SET EXERCISE:
Determine how many lines contain the string "капитанъ". Reply with that figure and nothing else.

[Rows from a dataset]
------------------------------------------------------------

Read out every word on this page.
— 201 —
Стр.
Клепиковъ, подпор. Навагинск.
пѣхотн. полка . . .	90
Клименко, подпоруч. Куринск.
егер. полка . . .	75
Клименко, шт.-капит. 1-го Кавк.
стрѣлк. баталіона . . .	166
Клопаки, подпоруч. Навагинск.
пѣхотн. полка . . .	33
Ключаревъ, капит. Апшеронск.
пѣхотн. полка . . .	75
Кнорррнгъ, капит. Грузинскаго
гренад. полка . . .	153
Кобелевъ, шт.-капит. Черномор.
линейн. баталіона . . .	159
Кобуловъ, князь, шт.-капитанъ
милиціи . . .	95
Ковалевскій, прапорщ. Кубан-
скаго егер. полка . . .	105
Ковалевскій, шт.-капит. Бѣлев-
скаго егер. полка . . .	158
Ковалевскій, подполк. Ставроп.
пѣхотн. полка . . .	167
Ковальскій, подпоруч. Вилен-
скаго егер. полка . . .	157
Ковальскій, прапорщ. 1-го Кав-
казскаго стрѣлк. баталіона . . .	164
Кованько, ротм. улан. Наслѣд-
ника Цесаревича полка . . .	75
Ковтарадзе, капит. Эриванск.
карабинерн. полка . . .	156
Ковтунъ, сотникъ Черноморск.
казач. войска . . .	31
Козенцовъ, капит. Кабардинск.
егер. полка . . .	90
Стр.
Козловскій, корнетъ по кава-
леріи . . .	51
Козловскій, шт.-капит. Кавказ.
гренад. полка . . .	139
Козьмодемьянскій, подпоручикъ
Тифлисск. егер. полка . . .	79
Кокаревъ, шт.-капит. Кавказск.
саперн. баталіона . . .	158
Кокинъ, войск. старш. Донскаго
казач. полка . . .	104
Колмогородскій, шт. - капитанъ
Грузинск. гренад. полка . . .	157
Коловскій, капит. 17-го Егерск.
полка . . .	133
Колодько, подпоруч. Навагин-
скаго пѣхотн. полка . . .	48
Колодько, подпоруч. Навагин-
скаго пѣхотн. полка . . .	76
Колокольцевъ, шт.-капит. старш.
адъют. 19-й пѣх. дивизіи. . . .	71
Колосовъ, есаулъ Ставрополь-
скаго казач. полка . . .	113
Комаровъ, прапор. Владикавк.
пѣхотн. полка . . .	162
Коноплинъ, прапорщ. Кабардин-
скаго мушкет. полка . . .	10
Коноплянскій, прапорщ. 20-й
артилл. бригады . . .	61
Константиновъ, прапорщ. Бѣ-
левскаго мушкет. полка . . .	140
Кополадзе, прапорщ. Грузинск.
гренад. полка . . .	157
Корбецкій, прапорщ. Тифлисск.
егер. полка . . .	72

------------------------------------------------------------

ANSWER TO THE TASK:
2